## Supplied data
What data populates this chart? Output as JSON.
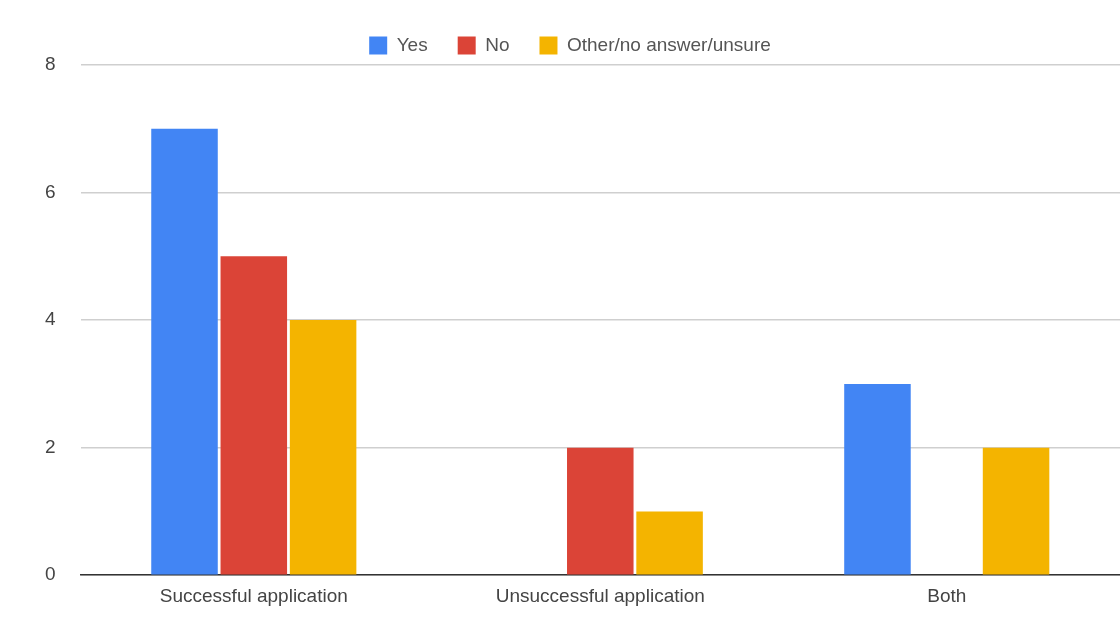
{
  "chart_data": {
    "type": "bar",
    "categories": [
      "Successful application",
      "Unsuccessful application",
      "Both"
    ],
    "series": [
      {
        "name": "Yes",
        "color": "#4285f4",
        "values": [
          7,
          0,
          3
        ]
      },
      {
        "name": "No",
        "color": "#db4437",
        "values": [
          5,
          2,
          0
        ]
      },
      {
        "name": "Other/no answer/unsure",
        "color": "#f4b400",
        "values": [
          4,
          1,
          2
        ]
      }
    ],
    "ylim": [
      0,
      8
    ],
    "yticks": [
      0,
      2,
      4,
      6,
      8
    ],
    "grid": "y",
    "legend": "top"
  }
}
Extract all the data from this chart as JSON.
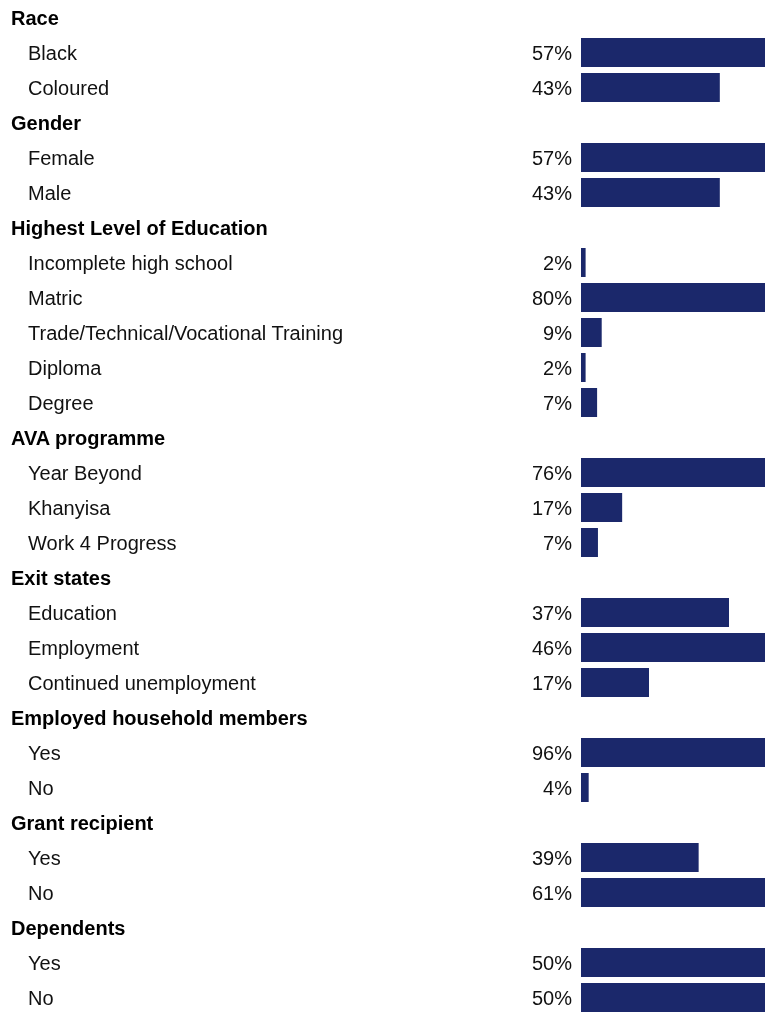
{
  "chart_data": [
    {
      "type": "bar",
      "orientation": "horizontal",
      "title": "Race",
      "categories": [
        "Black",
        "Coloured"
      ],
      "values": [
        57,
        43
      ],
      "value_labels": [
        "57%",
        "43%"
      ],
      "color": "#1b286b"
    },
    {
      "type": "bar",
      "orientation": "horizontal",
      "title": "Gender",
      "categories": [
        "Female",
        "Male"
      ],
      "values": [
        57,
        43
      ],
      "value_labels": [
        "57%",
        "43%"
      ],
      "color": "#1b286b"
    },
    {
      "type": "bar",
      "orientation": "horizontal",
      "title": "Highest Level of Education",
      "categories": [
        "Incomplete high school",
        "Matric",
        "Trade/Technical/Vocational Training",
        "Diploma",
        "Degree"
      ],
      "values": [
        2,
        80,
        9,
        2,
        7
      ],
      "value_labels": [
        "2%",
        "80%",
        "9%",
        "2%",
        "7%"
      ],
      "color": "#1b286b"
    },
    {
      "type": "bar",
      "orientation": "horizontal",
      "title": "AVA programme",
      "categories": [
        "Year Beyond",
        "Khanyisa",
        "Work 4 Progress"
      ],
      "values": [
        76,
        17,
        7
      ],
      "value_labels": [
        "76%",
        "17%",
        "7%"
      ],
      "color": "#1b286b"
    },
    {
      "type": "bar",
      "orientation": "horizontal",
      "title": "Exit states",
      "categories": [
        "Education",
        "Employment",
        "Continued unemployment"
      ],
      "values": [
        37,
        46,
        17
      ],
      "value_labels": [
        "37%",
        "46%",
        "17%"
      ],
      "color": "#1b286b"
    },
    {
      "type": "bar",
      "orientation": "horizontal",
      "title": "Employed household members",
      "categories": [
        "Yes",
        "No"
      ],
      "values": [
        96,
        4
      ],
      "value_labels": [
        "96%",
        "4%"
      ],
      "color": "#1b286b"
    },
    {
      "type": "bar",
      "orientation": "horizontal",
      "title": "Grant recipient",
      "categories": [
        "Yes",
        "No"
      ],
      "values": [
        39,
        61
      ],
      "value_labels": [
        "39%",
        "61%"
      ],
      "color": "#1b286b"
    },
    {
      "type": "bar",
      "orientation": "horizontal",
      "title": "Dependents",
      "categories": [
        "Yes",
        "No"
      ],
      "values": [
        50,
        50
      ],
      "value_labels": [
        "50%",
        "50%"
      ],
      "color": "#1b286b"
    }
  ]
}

* * *

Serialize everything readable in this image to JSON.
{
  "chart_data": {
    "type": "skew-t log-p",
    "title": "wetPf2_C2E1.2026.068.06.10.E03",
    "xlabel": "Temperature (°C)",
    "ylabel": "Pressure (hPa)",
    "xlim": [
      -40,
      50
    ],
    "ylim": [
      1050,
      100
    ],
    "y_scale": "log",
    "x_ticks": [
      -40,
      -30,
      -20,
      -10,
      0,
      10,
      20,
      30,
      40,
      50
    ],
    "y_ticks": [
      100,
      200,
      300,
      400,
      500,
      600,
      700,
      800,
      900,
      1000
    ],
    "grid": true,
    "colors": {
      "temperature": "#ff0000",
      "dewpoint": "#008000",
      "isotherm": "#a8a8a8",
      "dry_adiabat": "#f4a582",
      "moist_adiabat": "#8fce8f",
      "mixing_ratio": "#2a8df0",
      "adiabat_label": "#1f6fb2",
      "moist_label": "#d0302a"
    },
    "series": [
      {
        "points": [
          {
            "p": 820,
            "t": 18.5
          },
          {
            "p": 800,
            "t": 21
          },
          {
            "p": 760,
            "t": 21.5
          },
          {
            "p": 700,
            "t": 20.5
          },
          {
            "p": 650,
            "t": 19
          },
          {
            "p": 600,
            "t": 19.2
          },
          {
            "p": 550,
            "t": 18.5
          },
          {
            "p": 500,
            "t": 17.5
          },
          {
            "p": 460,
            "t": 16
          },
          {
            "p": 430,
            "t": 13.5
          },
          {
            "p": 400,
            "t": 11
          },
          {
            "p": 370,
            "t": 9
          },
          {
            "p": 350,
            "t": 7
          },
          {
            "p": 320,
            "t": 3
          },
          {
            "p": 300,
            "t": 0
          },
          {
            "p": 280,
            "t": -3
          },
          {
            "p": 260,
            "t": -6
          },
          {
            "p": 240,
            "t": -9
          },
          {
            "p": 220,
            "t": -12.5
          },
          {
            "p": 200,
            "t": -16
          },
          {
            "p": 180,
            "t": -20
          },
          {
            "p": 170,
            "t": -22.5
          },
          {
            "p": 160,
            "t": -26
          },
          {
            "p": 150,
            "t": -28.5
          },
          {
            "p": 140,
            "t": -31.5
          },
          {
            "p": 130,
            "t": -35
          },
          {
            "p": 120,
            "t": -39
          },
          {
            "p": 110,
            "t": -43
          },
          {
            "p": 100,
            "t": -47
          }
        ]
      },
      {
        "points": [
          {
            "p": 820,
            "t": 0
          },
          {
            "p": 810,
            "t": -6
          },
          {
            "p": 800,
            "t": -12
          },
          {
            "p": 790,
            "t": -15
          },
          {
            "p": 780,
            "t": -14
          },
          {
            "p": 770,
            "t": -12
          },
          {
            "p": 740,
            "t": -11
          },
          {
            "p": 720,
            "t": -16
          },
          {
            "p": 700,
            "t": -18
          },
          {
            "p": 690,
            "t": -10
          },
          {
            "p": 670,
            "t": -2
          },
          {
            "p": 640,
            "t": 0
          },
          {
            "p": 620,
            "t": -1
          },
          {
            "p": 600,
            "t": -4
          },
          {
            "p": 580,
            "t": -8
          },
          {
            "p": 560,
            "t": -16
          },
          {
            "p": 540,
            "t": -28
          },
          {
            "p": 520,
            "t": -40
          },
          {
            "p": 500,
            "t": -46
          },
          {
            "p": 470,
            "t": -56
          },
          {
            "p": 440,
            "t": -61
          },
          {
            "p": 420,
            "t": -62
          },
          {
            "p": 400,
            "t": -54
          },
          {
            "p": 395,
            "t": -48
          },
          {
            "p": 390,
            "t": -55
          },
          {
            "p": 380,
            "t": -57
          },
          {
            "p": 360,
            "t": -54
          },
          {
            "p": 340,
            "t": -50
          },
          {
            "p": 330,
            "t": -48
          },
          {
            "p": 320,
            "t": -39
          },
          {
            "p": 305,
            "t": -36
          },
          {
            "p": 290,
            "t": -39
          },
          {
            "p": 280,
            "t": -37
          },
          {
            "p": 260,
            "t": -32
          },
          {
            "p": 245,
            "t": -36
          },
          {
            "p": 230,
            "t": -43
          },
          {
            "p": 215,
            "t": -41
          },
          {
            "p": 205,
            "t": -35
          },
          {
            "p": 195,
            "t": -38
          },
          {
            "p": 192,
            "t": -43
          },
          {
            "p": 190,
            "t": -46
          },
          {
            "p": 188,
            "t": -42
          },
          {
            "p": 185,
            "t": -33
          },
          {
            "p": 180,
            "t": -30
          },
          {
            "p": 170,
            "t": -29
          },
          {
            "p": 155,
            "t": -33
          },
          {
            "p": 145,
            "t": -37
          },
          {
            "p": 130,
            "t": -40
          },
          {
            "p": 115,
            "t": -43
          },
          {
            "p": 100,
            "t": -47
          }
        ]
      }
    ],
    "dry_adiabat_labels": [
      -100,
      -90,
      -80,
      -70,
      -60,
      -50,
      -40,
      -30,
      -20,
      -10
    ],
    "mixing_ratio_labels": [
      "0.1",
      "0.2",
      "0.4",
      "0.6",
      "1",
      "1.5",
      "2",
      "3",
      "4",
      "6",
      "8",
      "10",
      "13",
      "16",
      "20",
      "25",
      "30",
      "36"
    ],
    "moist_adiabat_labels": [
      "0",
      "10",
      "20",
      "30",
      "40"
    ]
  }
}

---

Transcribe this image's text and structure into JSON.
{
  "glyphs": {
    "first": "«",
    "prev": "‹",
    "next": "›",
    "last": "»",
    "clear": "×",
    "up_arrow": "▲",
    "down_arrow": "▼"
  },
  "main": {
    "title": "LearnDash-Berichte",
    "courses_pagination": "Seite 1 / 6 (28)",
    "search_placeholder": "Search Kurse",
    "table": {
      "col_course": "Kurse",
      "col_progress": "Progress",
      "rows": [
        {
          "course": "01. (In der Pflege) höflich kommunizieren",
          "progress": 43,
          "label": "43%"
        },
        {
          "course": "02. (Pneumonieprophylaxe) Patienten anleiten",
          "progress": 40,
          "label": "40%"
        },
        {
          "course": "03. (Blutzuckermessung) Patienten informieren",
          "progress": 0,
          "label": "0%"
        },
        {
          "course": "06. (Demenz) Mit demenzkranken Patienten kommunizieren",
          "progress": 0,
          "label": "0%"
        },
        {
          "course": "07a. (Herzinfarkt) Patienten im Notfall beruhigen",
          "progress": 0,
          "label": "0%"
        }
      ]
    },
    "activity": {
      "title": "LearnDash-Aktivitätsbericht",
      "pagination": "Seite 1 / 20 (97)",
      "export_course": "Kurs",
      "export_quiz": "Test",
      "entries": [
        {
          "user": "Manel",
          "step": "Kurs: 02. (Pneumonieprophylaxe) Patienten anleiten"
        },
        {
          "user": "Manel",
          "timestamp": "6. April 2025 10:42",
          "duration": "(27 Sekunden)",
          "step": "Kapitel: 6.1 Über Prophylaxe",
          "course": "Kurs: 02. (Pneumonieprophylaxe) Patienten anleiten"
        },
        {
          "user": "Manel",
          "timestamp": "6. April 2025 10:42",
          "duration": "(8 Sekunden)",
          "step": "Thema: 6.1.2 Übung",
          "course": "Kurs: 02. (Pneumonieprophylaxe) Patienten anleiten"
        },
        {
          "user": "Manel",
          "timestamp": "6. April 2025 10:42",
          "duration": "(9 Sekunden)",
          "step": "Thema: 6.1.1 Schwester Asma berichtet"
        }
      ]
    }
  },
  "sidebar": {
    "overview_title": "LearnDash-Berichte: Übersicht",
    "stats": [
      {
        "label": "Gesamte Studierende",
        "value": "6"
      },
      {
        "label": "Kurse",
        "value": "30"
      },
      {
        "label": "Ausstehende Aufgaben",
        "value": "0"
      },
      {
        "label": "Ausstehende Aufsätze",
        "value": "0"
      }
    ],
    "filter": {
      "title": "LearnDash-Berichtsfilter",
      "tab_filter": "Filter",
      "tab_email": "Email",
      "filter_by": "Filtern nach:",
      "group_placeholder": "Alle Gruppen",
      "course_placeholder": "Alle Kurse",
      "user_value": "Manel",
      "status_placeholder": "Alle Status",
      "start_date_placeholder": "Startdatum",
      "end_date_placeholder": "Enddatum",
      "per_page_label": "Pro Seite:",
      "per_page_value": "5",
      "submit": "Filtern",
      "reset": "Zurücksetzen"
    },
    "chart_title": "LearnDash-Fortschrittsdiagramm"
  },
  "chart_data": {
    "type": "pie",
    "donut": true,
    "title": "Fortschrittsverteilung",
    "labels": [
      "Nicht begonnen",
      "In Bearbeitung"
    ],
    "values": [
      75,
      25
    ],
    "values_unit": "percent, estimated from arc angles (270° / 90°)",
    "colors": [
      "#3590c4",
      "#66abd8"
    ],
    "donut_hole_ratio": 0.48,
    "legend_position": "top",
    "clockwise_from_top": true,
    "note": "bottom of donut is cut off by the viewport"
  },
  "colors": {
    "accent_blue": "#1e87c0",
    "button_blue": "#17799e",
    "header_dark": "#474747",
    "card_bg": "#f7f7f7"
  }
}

## Given problem
Which lines above contain the word "duration"? Copy each of them.

## Complete response
          "duration": "(27 Sekunden)",
          "duration": "(8 Sekunden)",
          "duration": "(9 Sekunden)",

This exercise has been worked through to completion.